*** Provided entries ***

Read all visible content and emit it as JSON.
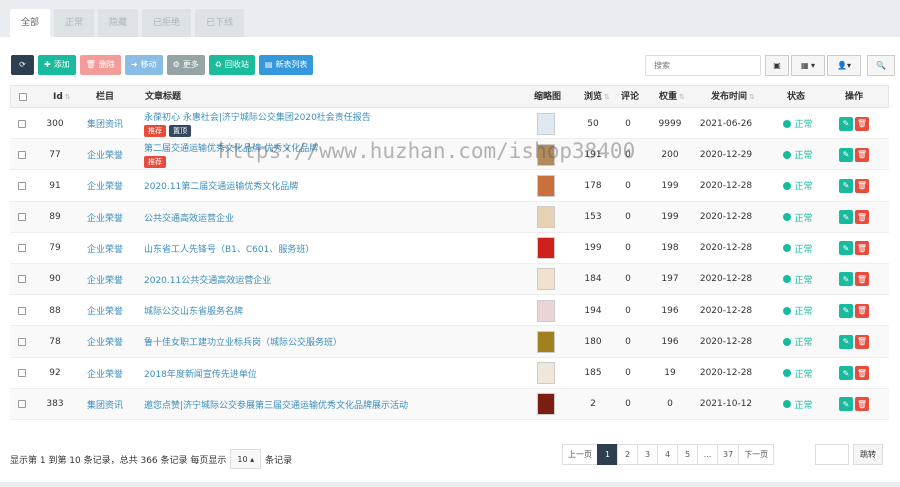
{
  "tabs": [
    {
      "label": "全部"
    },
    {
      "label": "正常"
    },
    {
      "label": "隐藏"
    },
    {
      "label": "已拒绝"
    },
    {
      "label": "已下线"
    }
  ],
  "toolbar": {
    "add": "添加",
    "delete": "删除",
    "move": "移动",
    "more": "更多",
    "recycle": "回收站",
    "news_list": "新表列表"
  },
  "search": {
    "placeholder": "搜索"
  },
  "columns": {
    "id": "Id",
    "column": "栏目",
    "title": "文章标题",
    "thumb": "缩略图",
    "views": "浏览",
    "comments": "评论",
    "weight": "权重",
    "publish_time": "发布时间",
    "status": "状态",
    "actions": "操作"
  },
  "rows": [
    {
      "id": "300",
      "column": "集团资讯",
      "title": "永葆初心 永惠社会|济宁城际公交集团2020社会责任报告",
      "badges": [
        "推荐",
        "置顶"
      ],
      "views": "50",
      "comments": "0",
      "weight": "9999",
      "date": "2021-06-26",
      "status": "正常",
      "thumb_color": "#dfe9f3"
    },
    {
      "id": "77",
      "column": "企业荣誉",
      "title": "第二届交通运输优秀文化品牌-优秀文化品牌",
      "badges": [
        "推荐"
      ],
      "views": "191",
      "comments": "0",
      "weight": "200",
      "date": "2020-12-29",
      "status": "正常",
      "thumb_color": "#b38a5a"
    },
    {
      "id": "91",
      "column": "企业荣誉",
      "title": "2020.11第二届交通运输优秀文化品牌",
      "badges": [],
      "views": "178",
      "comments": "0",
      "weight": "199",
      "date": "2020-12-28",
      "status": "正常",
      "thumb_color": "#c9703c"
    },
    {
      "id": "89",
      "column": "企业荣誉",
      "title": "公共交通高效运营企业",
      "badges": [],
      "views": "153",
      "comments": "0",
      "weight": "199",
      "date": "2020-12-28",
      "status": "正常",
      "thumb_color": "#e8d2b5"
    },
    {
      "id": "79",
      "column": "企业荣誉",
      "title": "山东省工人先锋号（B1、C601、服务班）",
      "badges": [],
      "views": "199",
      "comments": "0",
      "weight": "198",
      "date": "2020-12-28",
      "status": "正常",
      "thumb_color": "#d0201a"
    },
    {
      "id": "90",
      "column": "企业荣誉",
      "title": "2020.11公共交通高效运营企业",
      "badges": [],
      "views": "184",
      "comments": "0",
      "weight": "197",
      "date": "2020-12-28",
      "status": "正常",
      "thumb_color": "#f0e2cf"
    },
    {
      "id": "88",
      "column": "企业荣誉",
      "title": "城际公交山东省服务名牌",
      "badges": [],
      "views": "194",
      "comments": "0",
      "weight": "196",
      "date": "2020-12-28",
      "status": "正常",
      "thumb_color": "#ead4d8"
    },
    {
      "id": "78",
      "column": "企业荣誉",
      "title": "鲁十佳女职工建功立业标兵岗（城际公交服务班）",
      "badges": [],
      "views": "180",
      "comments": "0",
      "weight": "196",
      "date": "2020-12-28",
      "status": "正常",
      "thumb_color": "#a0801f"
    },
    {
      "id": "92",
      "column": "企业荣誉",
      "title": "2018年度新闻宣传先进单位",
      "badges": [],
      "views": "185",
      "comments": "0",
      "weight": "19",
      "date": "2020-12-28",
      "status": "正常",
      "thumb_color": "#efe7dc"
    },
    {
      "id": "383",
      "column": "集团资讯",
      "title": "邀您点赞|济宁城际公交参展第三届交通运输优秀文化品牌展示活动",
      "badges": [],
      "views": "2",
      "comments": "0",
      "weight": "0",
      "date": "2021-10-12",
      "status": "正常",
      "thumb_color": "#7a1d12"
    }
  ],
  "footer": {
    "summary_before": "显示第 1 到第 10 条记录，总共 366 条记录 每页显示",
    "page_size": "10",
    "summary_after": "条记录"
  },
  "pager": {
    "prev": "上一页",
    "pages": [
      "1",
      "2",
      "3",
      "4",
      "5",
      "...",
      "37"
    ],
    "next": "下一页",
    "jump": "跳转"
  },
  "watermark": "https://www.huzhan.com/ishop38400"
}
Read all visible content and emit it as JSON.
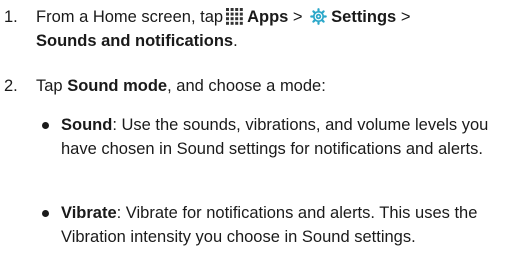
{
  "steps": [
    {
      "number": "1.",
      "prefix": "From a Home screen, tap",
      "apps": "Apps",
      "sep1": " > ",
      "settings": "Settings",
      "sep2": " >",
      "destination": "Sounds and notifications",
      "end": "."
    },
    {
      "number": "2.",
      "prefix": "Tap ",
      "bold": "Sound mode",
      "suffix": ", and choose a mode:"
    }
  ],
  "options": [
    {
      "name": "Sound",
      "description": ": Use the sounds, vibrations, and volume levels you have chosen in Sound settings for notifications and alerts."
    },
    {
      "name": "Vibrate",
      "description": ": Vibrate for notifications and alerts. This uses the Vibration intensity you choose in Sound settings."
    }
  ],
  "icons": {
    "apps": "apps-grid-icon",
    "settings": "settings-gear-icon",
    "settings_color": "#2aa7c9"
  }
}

***

> Your instructions
Show the lines of the records that include the string "Vibrate".

> Solution for this task
      "name": "Vibrate",
      "description": ": Vibrate for notifications and alerts. This uses the Vibration intensity you choose in Sound settings."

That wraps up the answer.